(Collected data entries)
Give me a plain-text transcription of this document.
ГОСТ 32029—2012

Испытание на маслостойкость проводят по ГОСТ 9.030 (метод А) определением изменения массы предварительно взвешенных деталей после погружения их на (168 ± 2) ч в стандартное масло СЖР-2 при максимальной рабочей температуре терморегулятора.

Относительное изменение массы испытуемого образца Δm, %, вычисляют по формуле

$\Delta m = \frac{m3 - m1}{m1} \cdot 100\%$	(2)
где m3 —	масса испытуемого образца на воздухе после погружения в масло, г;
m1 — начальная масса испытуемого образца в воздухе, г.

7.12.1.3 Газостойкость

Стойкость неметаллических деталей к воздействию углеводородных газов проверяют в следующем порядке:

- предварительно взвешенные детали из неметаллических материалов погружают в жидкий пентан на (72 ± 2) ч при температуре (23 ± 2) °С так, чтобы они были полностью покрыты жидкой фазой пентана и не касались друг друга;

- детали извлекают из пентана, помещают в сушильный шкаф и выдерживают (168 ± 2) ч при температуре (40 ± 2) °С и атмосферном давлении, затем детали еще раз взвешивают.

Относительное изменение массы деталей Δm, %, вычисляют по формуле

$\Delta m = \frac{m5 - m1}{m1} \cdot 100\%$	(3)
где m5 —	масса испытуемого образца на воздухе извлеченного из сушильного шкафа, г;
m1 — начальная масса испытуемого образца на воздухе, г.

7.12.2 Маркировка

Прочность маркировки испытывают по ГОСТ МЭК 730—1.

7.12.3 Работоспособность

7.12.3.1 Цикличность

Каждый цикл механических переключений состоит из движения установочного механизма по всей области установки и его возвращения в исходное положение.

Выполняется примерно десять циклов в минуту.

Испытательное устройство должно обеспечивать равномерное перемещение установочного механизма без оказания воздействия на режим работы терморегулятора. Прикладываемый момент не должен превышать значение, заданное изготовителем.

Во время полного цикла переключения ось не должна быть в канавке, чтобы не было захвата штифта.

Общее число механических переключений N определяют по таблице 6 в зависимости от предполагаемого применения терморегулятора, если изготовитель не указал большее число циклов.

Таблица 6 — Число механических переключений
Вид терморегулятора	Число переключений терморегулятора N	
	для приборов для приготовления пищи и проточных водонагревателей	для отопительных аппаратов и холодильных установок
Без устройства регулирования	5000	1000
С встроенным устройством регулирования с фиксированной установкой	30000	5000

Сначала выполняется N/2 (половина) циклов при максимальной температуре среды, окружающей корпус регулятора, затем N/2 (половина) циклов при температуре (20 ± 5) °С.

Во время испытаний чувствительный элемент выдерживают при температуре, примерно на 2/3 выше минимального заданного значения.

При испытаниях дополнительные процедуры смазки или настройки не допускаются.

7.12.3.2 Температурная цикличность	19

Exercise details → The answer should be a single number: the count of lines in the data that include the string "механизма".

Solution for this problem → 2